» **Written problem**: Retype each entry below, keeping every character the same.

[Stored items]
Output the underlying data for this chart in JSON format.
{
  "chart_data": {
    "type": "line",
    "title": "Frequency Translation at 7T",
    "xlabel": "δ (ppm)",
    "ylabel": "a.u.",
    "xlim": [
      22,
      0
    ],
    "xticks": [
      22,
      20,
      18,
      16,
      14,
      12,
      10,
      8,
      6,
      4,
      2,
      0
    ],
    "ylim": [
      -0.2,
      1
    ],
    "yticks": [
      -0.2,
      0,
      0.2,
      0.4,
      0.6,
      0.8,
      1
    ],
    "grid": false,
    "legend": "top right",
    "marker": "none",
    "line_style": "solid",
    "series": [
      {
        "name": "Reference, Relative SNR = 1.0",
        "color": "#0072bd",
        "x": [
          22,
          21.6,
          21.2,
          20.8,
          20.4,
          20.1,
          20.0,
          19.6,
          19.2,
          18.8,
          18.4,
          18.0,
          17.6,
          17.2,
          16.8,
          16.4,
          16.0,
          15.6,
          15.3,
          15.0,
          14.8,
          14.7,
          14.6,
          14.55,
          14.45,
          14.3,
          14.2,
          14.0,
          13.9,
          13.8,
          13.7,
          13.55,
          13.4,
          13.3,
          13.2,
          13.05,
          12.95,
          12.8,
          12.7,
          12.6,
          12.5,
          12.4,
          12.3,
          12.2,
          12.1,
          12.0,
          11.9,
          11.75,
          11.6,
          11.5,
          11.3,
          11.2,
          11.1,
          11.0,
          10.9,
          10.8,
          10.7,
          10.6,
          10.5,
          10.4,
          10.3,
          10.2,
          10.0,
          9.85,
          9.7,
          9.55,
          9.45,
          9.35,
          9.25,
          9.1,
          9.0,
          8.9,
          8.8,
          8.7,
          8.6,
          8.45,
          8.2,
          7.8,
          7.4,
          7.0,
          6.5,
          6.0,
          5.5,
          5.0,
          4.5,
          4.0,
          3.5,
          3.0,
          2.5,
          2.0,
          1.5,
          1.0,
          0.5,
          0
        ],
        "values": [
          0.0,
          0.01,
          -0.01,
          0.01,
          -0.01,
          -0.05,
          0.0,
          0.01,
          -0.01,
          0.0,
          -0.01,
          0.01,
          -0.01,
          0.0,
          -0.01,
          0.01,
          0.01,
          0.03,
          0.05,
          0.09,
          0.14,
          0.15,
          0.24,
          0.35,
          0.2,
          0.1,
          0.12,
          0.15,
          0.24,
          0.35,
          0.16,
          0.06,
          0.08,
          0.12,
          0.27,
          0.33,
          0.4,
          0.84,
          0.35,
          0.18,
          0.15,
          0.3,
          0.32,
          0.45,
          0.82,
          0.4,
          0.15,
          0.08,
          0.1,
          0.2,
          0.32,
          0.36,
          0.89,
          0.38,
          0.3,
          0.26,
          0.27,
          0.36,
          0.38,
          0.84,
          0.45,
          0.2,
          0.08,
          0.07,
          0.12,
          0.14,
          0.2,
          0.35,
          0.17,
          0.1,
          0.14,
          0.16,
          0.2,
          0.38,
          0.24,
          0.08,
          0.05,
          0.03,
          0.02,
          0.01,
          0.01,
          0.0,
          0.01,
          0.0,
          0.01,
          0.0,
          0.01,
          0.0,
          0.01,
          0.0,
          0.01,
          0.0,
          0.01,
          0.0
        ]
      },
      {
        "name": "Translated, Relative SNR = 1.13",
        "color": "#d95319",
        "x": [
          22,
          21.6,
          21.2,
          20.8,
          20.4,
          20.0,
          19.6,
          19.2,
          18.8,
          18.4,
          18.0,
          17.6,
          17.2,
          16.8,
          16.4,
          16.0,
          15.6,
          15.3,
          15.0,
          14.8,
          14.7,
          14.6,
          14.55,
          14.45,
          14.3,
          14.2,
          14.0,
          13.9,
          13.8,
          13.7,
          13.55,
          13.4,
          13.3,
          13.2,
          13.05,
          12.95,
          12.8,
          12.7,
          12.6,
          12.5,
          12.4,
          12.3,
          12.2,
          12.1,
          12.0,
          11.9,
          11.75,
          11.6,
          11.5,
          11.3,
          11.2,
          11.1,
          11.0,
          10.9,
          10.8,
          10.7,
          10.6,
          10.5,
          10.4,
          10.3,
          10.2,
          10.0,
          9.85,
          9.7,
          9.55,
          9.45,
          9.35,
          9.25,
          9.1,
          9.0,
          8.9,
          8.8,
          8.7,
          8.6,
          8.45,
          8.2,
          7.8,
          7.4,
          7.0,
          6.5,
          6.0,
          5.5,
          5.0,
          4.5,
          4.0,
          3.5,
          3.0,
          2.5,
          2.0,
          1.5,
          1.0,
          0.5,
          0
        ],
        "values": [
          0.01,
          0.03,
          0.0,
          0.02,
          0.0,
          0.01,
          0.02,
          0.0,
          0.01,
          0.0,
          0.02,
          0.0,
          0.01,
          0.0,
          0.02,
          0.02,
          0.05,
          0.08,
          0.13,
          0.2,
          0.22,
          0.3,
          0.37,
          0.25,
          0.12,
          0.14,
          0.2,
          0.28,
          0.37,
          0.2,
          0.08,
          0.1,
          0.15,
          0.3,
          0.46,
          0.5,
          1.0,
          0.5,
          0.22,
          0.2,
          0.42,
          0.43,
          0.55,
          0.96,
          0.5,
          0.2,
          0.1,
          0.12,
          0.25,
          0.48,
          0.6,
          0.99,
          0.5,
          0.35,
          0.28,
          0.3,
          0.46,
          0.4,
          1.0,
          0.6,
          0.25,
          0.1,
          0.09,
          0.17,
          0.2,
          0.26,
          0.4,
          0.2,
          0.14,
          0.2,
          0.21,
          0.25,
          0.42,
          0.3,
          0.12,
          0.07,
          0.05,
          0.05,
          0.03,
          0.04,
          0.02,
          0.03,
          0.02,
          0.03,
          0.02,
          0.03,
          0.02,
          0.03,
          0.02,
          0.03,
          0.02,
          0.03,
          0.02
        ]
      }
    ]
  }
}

» **Answer to the problem**:
Output the underlying data for this chart in JSON format.
{
  "chart_data": {
    "type": "line",
    "title": "Frequency Translation at 7T",
    "xlabel": "δ (ppm)",
    "ylabel": "a.u.",
    "xlim": [
      22,
      0
    ],
    "xticks": [
      22,
      20,
      18,
      16,
      14,
      12,
      10,
      8,
      6,
      4,
      2,
      0
    ],
    "ylim": [
      -0.2,
      1
    ],
    "yticks": [
      -0.2,
      0,
      0.2,
      0.4,
      0.6,
      0.8,
      1
    ],
    "grid": false,
    "legend": "top right",
    "marker": "none",
    "line_style": "solid",
    "series": [
      {
        "name": "Reference, Relative SNR = 1.0",
        "color": "#0072bd",
        "x": [
          22,
          21.6,
          21.2,
          20.8,
          20.4,
          20.1,
          20.0,
          19.6,
          19.2,
          18.8,
          18.4,
          18.0,
          17.6,
          17.2,
          16.8,
          16.4,
          16.0,
          15.6,
          15.3,
          15.0,
          14.8,
          14.7,
          14.6,
          14.55,
          14.45,
          14.3,
          14.2,
          14.0,
          13.9,
          13.8,
          13.7,
          13.55,
          13.4,
          13.3,
          13.2,
          13.05,
          12.95,
          12.8,
          12.7,
          12.6,
          12.5,
          12.4,
          12.3,
          12.2,
          12.1,
          12.0,
          11.9,
          11.75,
          11.6,
          11.5,
          11.3,
          11.2,
          11.1,
          11.0,
          10.9,
          10.8,
          10.7,
          10.6,
          10.5,
          10.4,
          10.3,
          10.2,
          10.0,
          9.85,
          9.7,
          9.55,
          9.45,
          9.35,
          9.25,
          9.1,
          9.0,
          8.9,
          8.8,
          8.7,
          8.6,
          8.45,
          8.2,
          7.8,
          7.4,
          7.0,
          6.5,
          6.0,
          5.5,
          5.0,
          4.5,
          4.0,
          3.5,
          3.0,
          2.5,
          2.0,
          1.5,
          1.0,
          0.5,
          0
        ],
        "values": [
          0.0,
          0.01,
          -0.01,
          0.01,
          -0.01,
          -0.05,
          0.0,
          0.01,
          -0.01,
          0.0,
          -0.01,
          0.01,
          -0.01,
          0.0,
          -0.01,
          0.01,
          0.01,
          0.03,
          0.05,
          0.09,
          0.14,
          0.15,
          0.24,
          0.35,
          0.2,
          0.1,
          0.12,
          0.15,
          0.24,
          0.35,
          0.16,
          0.06,
          0.08,
          0.12,
          0.27,
          0.33,
          0.4,
          0.84,
          0.35,
          0.18,
          0.15,
          0.3,
          0.32,
          0.45,
          0.82,
          0.4,
          0.15,
          0.08,
          0.1,
          0.2,
          0.32,
          0.36,
          0.89,
          0.38,
          0.3,
          0.26,
          0.27,
          0.36,
          0.38,
          0.84,
          0.45,
          0.2,
          0.08,
          0.07,
          0.12,
          0.14,
          0.2,
          0.35,
          0.17,
          0.1,
          0.14,
          0.16,
          0.2,
          0.38,
          0.24,
          0.08,
          0.05,
          0.03,
          0.02,
          0.01,
          0.01,
          0.0,
          0.01,
          0.0,
          0.01,
          0.0,
          0.01,
          0.0,
          0.01,
          0.0,
          0.01,
          0.0,
          0.01,
          0.0
        ]
      },
      {
        "name": "Translated, Relative SNR = 1.13",
        "color": "#d95319",
        "x": [
          22,
          21.6,
          21.2,
          20.8,
          20.4,
          20.0,
          19.6,
          19.2,
          18.8,
          18.4,
          18.0,
          17.6,
          17.2,
          16.8,
          16.4,
          16.0,
          15.6,
          15.3,
          15.0,
          14.8,
          14.7,
          14.6,
          14.55,
          14.45,
          14.3,
          14.2,
          14.0,
          13.9,
          13.8,
          13.7,
          13.55,
          13.4,
          13.3,
          13.2,
          13.05,
          12.95,
          12.8,
          12.7,
          12.6,
          12.5,
          12.4,
          12.3,
          12.2,
          12.1,
          12.0,
          11.9,
          11.75,
          11.6,
          11.5,
          11.3,
          11.2,
          11.1,
          11.0,
          10.9,
          10.8,
          10.7,
          10.6,
          10.5,
          10.4,
          10.3,
          10.2,
          10.0,
          9.85,
          9.7,
          9.55,
          9.45,
          9.35,
          9.25,
          9.1,
          9.0,
          8.9,
          8.8,
          8.7,
          8.6,
          8.45,
          8.2,
          7.8,
          7.4,
          7.0,
          6.5,
          6.0,
          5.5,
          5.0,
          4.5,
          4.0,
          3.5,
          3.0,
          2.5,
          2.0,
          1.5,
          1.0,
          0.5,
          0
        ],
        "values": [
          0.01,
          0.03,
          0.0,
          0.02,
          0.0,
          0.01,
          0.02,
          0.0,
          0.01,
          0.0,
          0.02,
          0.0,
          0.01,
          0.0,
          0.02,
          0.02,
          0.05,
          0.08,
          0.13,
          0.2,
          0.22,
          0.3,
          0.37,
          0.25,
          0.12,
          0.14,
          0.2,
          0.28,
          0.37,
          0.2,
          0.08,
          0.1,
          0.15,
          0.3,
          0.46,
          0.5,
          1.0,
          0.5,
          0.22,
          0.2,
          0.42,
          0.43,
          0.55,
          0.96,
          0.5,
          0.2,
          0.1,
          0.12,
          0.25,
          0.48,
          0.6,
          0.99,
          0.5,
          0.35,
          0.28,
          0.3,
          0.46,
          0.4,
          1.0,
          0.6,
          0.25,
          0.1,
          0.09,
          0.17,
          0.2,
          0.26,
          0.4,
          0.2,
          0.14,
          0.2,
          0.21,
          0.25,
          0.42,
          0.3,
          0.12,
          0.07,
          0.05,
          0.05,
          0.03,
          0.04,
          0.02,
          0.03,
          0.02,
          0.03,
          0.02,
          0.03,
          0.02,
          0.03,
          0.02,
          0.03,
          0.02,
          0.03,
          0.02
        ]
      }
    ]
  }
}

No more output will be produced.